WHAT IS REQUIRED> Pick out all lines in the listing holding the string "Generate" and copy them.

TASK MATERIAL>
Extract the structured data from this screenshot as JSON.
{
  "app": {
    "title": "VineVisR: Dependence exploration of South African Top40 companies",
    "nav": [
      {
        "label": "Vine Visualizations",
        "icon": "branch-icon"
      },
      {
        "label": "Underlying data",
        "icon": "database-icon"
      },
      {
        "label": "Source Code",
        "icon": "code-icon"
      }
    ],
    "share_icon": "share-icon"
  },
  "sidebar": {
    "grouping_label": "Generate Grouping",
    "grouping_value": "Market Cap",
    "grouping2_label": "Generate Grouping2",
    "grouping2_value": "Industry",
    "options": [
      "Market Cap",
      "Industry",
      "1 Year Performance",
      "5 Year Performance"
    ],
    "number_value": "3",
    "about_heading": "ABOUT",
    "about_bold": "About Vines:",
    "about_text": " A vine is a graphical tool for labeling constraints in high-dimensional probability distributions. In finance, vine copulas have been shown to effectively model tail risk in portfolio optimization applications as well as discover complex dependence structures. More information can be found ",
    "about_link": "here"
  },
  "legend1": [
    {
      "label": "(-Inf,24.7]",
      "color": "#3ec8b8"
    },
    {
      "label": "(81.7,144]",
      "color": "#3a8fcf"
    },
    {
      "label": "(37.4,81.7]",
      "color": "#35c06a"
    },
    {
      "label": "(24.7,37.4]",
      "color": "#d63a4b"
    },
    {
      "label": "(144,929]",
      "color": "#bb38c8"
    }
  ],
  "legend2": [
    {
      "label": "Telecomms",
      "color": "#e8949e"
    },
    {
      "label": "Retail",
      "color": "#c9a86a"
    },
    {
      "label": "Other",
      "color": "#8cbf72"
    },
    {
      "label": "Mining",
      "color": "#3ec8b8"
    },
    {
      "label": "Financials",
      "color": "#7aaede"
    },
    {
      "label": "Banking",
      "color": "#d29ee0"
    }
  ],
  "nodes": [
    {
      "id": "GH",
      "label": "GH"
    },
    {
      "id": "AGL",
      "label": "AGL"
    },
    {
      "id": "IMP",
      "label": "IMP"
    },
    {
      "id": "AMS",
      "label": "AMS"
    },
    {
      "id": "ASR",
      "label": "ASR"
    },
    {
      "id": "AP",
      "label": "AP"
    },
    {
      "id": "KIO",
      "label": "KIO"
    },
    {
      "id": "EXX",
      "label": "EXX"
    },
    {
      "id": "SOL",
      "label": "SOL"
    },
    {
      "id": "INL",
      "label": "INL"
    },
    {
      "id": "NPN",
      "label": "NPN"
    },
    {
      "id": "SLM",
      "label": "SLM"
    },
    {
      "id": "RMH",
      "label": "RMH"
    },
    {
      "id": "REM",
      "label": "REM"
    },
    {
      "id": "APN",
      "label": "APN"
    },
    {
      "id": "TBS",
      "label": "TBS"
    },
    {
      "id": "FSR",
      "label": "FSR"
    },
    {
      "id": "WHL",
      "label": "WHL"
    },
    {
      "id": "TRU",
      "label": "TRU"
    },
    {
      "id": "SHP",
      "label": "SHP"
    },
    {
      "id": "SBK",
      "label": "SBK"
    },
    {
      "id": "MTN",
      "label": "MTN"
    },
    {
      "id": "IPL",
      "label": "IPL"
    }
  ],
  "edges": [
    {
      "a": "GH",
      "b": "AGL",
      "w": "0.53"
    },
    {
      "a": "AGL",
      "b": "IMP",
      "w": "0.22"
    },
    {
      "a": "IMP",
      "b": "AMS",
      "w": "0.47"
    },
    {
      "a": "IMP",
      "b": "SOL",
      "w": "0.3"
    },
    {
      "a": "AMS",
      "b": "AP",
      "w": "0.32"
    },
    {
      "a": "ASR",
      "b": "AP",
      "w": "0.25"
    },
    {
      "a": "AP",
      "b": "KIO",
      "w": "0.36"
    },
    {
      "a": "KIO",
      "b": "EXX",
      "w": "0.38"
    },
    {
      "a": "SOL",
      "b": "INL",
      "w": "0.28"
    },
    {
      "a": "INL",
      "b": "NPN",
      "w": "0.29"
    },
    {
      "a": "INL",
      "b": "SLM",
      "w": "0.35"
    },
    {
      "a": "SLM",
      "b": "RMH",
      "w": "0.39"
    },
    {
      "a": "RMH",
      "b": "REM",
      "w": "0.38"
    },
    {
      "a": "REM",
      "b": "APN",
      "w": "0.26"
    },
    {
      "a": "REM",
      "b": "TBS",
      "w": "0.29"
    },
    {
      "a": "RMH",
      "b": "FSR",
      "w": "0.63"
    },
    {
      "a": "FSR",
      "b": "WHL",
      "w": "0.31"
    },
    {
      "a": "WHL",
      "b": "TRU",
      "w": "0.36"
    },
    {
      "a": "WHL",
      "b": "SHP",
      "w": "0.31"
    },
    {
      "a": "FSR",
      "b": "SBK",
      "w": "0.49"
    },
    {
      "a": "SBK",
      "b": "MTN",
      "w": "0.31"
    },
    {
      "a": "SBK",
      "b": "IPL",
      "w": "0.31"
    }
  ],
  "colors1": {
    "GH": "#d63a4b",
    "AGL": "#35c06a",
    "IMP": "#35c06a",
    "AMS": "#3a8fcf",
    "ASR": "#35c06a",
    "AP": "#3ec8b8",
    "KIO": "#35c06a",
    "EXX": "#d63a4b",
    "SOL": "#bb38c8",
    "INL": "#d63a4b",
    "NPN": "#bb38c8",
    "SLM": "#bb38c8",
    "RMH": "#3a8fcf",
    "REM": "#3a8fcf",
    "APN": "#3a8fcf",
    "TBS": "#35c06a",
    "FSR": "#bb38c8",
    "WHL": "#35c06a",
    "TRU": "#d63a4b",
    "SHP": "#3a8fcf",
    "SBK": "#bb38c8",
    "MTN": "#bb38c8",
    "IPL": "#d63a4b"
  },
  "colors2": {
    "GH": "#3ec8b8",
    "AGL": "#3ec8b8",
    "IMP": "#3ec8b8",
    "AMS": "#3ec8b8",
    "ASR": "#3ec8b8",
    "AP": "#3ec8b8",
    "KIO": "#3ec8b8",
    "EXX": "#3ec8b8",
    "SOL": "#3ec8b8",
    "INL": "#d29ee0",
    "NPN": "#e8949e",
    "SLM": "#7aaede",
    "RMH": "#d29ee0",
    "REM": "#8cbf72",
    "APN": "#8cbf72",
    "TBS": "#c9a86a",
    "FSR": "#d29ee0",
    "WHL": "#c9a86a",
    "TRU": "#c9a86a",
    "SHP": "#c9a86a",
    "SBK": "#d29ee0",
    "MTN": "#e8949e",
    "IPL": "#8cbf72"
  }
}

OUTPUT BELOW>
    "grouping_label": "Generate Grouping",
    "grouping2_label": "Generate Grouping2",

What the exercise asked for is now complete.